Collect each line of the entries that holds the string "page".
--- begin SUPPLIED MATERIAL ---
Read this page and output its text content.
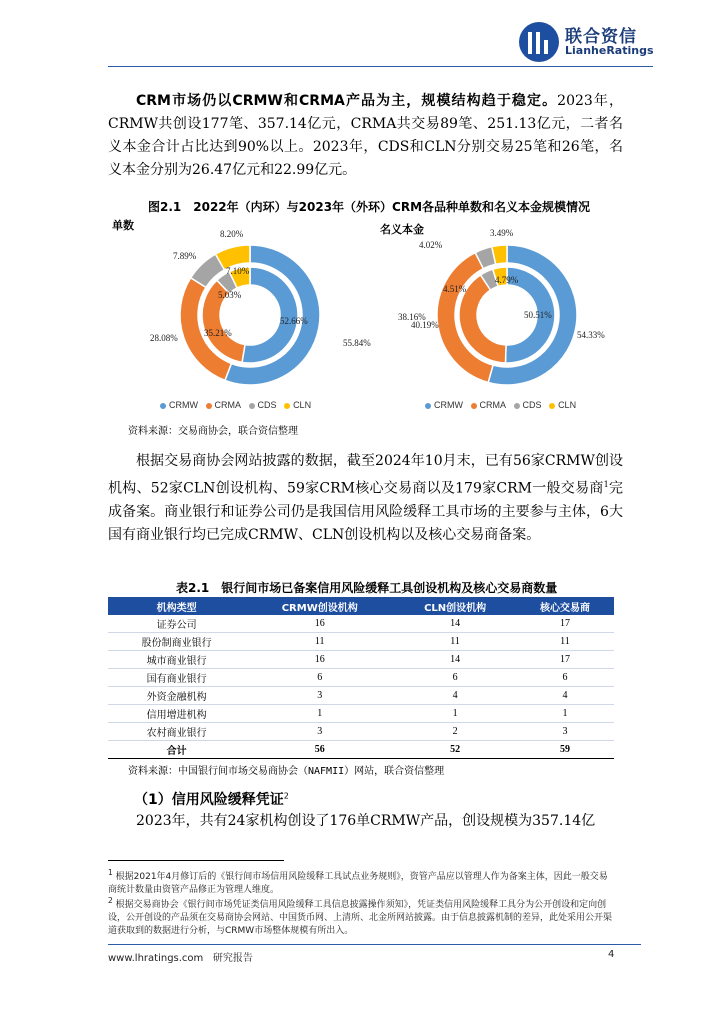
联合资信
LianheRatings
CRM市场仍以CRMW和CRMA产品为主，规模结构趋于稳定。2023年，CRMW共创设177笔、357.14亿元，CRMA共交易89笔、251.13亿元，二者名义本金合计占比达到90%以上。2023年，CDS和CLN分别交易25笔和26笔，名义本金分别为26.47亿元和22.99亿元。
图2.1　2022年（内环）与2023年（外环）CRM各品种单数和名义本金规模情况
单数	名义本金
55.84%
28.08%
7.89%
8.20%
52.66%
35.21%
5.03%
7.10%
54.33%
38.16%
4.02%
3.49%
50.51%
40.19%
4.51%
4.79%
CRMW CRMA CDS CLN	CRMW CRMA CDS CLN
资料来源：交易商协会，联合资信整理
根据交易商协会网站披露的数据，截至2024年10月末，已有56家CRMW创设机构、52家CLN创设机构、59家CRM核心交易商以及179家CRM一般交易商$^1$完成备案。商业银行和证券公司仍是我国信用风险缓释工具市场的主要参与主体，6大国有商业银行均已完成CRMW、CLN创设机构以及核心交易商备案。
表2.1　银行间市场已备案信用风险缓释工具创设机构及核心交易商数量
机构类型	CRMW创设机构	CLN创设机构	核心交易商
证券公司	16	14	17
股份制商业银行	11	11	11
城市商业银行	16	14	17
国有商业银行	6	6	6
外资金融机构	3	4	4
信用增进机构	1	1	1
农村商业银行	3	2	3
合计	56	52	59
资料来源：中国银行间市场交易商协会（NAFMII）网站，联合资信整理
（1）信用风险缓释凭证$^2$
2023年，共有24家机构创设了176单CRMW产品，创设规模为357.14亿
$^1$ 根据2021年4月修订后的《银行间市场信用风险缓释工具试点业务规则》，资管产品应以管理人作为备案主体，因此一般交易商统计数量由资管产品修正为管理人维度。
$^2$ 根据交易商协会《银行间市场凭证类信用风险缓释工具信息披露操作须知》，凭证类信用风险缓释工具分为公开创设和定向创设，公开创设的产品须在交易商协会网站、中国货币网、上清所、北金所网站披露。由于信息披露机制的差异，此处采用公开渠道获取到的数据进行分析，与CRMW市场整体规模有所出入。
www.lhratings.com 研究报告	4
--- end SUPPLIED MATERIAL ---
--- begin SUPPLIED MATERIAL ---
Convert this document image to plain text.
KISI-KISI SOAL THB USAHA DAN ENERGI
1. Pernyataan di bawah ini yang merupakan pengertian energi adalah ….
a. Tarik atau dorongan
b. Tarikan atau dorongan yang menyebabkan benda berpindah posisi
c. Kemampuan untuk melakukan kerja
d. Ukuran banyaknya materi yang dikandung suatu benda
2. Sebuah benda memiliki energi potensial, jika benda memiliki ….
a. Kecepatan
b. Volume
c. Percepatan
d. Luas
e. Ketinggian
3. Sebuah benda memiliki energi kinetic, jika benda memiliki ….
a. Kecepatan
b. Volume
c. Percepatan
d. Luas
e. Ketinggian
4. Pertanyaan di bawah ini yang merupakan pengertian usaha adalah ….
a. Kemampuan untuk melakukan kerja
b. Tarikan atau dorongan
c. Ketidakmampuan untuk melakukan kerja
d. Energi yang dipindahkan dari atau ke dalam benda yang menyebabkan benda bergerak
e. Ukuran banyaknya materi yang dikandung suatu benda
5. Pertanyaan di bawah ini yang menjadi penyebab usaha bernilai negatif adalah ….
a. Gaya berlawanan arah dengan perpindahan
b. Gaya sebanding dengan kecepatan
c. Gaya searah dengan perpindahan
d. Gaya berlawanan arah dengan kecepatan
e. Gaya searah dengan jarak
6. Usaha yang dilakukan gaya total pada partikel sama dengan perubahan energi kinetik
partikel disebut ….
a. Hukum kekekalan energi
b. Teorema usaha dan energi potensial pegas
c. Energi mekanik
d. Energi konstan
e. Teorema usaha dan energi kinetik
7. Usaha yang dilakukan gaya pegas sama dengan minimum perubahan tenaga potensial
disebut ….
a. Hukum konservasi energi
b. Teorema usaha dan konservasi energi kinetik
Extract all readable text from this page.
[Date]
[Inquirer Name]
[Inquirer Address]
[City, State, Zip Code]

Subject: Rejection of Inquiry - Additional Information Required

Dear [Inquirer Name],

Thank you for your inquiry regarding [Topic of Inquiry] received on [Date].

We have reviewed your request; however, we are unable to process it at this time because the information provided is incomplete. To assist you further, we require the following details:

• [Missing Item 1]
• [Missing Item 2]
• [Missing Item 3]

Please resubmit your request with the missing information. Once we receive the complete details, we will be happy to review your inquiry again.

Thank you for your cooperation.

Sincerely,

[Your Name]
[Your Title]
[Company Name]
--- end SUPPLIED MATERIAL ---
**FINAL ANSWER**
Read this page and output its text content.
Extract all readable text from this page.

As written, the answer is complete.